- _Apply what you read_
1: Answer these questions using the hospital ward extract.
(a) Where was the new patient's bed in relation to the narrator's?
(b) What were the two reasons her appearance was striking?
(c) What name did the narrator give her on Twitter?
2: According to the hospital ward extract, why did the narrator's casual glance at the new patient turn into a more focused observation? Answer in one to three sentences.

- _Extract to read_
_ _ _ _ _

One day I returned to my ward after physio to find a new inmate ensconced in the bed opposite and diagonally across from mine. She was apparently fast asleep but striking in her appearance for two reasons. First she was extremely pale – so much so that it was hard to discern where her face ended and the white pillowcase started. Second, her hair was cropped very short, almost shaved in appearance. Unlike the rest of us in the unit, who looked physically broken but not ill, this lady looked distinctly unwell. Our new resident slumbered unmoving through the rest of the afternoon and into the night where she remained entirely silent; unlike my other two neighbours who continued their creative efforts with air – at both ends. In the morning the ever-present curtains were whipped round as nurses bustled about behind them chatting but with no answering response from the patient. When they withdrew and the curtains were pulled back, our new neighbour was sitting upright, propped on pillows and staring sightlessly out the window beside her. Her hands rested unmoving on her covers. I looked at her. She did nothing and I mean nothing. My casual glance over became a more focused observation as I realised she didn’t appear to be moving at all. She was preternaturally still. Over the course of breakfast and my own curtains pulled experiences of the morning, I kept looking over to see if she had moved. She had not. I couldn’t even see her breathing. Demonstrating my customary sensitivity, I introduced her to my handful of Twitter followers as the Inanimate One and went off for physio.

_ _ _ _ _

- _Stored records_
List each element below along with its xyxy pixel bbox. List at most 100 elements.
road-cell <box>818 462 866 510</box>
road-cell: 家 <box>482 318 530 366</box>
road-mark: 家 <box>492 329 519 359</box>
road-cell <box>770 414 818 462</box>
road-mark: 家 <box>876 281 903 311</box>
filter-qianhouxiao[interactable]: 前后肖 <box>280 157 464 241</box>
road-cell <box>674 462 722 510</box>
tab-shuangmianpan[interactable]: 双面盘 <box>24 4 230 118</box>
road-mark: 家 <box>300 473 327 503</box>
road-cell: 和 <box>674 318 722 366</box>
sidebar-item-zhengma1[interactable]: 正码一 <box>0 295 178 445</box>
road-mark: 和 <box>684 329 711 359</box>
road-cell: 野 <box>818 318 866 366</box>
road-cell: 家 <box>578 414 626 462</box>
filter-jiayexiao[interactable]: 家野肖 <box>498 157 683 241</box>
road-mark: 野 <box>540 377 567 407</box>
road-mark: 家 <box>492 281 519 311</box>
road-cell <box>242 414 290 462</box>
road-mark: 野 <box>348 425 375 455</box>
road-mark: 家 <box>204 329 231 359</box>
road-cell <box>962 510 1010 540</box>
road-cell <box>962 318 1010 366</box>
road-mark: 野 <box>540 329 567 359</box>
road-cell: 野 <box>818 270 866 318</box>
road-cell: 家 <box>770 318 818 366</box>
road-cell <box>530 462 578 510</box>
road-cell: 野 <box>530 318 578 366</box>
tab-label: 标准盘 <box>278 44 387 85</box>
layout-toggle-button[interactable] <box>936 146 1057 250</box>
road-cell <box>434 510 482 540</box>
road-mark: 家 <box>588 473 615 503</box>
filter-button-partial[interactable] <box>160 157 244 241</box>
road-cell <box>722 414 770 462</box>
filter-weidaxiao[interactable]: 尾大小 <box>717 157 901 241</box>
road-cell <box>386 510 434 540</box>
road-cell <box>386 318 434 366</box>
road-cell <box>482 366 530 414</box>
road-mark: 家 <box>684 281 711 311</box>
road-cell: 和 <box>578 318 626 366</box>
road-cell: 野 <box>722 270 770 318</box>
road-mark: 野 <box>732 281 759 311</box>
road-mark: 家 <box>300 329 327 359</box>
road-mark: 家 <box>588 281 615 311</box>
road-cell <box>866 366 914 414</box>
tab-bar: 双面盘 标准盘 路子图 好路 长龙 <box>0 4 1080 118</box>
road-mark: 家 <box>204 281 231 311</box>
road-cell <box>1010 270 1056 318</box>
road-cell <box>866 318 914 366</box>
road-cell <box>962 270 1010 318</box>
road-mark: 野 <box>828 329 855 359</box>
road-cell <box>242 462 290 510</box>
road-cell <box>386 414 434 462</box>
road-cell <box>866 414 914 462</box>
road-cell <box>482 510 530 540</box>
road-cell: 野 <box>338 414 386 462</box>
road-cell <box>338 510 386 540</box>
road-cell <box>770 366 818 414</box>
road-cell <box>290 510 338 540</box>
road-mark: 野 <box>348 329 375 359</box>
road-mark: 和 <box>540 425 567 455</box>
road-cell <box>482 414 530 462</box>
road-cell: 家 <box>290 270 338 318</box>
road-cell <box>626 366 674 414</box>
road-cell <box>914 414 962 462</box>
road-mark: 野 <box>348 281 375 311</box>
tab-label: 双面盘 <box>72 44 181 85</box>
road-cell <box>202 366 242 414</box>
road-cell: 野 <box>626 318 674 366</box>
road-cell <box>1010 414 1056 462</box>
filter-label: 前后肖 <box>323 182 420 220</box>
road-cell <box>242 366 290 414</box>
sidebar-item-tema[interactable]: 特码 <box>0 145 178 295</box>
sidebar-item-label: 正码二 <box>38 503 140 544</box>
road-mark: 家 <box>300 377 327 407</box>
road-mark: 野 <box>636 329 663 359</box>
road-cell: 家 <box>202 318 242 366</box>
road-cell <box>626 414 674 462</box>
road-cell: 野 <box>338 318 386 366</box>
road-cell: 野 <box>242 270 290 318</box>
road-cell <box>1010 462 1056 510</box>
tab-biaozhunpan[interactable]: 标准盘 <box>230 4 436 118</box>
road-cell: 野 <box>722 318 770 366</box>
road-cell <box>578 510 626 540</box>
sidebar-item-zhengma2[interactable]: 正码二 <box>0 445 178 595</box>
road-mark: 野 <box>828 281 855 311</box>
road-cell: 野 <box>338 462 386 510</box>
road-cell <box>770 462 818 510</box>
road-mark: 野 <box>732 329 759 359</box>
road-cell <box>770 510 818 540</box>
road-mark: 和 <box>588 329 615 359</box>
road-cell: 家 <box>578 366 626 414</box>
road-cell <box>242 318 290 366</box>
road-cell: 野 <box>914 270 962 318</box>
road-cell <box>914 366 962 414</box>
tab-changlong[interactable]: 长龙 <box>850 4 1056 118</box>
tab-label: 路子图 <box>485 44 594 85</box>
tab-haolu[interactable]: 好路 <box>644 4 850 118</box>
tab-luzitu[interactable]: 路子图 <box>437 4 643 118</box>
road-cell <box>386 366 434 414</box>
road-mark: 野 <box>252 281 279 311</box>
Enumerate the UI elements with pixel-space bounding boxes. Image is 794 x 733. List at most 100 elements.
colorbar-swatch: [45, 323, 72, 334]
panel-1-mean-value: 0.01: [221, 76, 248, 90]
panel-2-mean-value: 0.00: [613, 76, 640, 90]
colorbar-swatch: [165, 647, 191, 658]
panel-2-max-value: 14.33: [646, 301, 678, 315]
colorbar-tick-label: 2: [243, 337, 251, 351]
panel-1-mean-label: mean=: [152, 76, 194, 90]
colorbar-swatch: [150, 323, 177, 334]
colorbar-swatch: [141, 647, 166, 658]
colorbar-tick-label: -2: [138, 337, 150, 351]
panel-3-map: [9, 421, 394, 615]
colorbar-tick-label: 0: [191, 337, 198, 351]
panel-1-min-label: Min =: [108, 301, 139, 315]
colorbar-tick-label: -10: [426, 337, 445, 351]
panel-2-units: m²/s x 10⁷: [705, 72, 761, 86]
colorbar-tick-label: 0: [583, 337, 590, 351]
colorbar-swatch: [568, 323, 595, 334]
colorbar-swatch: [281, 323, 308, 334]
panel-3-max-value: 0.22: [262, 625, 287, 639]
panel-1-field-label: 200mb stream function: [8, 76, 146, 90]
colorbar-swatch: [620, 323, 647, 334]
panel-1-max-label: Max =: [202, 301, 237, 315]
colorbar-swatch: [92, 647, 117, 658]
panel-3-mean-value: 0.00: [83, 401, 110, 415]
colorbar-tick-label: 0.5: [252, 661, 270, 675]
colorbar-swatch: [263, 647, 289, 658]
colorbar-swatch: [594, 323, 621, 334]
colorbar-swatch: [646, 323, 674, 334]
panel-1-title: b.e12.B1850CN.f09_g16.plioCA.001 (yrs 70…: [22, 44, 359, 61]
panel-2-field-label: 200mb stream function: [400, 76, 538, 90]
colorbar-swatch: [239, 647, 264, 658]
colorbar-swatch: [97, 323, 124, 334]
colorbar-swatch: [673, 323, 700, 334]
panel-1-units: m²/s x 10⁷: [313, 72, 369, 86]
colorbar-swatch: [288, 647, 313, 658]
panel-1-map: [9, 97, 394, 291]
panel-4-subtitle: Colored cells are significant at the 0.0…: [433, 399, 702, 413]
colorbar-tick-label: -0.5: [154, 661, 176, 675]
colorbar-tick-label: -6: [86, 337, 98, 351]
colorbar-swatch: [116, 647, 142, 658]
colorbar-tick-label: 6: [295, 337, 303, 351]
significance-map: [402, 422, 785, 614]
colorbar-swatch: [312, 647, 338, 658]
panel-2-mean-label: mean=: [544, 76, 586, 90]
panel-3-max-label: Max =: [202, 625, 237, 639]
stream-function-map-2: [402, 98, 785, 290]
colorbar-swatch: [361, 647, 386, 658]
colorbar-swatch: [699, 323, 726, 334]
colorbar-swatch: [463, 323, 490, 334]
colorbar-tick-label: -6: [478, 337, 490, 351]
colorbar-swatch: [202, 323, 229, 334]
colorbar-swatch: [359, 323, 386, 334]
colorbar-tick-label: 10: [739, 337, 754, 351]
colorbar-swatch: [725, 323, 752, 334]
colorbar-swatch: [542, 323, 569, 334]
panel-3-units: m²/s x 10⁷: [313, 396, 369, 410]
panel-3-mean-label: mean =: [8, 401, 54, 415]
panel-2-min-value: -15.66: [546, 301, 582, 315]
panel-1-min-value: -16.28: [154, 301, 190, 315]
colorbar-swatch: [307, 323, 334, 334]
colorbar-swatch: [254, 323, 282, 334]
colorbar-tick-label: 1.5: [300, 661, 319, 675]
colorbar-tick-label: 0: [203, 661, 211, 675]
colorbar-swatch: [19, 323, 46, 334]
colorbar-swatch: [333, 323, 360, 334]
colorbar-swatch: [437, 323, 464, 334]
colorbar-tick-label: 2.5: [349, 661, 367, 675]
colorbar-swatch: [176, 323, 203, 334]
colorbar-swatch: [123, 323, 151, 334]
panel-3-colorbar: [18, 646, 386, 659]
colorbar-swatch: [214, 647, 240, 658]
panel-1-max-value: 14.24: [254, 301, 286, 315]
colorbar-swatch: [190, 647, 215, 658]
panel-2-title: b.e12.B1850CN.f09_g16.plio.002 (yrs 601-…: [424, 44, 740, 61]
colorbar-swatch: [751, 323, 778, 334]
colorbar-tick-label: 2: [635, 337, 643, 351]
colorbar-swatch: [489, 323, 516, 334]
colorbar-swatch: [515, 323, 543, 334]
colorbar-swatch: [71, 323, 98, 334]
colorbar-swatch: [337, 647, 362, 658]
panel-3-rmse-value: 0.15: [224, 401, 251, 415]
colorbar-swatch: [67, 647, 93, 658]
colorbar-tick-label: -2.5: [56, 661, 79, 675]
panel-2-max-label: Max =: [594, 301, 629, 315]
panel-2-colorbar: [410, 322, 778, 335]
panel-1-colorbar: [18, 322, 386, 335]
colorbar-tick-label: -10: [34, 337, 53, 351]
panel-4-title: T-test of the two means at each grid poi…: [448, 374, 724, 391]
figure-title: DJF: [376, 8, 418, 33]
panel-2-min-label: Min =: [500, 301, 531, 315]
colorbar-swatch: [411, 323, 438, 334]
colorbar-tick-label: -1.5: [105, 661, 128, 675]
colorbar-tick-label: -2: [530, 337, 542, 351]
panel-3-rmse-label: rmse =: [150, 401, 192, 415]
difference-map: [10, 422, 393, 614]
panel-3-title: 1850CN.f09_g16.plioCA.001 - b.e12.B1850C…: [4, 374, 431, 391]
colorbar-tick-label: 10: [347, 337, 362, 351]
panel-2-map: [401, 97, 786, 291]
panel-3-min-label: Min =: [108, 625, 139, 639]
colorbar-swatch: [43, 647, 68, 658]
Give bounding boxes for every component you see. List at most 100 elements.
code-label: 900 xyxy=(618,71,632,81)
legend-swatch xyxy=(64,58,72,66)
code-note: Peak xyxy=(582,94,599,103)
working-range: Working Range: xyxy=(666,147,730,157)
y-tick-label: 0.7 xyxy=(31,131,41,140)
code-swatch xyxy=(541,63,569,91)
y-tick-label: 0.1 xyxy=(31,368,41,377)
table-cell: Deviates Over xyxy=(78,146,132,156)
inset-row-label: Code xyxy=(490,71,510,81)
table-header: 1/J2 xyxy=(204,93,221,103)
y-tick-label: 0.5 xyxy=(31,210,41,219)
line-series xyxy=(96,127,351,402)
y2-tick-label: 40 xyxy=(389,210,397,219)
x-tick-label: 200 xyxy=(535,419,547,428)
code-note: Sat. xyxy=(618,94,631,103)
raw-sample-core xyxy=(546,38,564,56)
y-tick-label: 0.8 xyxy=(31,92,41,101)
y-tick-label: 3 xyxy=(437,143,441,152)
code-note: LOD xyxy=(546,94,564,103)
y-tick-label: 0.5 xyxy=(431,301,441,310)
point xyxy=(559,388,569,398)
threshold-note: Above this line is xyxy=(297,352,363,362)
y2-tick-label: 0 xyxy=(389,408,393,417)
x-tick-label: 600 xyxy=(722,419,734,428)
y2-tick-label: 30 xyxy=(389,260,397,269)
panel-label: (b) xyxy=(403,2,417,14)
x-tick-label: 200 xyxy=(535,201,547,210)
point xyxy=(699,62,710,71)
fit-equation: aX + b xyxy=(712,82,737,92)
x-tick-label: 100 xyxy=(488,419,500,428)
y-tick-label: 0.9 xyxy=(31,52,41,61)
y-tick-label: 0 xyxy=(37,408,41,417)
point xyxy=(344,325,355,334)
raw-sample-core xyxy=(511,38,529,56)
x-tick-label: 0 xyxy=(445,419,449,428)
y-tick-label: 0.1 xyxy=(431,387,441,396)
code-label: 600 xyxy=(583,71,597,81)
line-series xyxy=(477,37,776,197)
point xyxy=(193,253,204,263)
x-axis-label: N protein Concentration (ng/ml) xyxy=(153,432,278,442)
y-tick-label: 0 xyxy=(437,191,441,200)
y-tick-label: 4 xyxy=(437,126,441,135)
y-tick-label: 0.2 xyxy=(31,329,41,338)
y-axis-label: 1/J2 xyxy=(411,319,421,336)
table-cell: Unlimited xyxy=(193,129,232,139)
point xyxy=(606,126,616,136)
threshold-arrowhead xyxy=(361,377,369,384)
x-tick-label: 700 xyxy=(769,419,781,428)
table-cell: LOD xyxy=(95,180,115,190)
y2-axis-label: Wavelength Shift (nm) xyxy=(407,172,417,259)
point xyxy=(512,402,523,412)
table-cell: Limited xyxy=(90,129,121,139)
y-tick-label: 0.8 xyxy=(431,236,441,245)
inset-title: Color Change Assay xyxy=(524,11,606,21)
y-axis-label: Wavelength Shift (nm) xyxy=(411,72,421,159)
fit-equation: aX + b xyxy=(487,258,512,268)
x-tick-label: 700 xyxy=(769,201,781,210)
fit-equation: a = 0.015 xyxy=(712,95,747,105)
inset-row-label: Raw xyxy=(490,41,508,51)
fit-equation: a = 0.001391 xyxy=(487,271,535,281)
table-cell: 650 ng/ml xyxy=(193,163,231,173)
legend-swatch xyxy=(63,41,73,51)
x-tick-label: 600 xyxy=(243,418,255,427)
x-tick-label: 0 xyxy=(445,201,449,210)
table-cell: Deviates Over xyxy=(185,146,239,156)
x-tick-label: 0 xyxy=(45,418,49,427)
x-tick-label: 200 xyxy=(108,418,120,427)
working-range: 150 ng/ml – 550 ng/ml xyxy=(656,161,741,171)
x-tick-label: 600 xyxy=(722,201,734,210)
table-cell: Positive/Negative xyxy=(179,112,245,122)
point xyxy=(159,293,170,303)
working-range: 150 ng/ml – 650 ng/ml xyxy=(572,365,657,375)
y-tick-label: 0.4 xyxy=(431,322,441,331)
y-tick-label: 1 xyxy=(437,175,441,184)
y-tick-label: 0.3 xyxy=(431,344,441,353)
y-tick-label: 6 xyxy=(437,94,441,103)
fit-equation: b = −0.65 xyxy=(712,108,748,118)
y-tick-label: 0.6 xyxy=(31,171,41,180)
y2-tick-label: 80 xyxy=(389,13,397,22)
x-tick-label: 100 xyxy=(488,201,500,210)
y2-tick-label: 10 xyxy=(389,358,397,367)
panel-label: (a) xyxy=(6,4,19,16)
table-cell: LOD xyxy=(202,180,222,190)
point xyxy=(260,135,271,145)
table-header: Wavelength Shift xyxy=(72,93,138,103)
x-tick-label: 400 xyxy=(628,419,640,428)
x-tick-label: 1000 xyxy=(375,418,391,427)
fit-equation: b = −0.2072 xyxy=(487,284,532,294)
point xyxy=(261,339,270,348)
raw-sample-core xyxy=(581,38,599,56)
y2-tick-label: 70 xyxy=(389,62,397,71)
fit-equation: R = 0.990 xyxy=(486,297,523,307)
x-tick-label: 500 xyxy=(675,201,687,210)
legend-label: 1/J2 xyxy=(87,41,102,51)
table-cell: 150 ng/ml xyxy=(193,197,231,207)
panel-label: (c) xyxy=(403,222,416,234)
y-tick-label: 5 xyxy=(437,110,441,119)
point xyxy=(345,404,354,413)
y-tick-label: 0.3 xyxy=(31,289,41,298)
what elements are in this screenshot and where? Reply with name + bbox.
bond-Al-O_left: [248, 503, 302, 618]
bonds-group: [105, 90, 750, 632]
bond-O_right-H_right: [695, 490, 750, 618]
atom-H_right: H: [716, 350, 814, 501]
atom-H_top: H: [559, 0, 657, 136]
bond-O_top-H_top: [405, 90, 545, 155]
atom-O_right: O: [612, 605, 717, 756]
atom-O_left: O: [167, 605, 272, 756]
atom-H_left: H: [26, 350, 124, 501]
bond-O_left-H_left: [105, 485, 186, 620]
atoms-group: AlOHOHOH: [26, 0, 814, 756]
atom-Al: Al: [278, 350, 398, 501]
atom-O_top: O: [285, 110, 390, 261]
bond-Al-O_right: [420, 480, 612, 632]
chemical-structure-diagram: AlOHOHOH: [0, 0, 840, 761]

_ _ _ _ _

- _List of solutions_
1:
(a) Opposite and diagonally across from the narrator's bed.
(b) She was extremely pale, and her hair was cropped very short, almost shaved.
(c) The Inanimate One.

2: It became focused because the narrator realized the new patient didn't appear to be moving at all. She sat preternaturally still, and the narrator couldn't even see her breathing.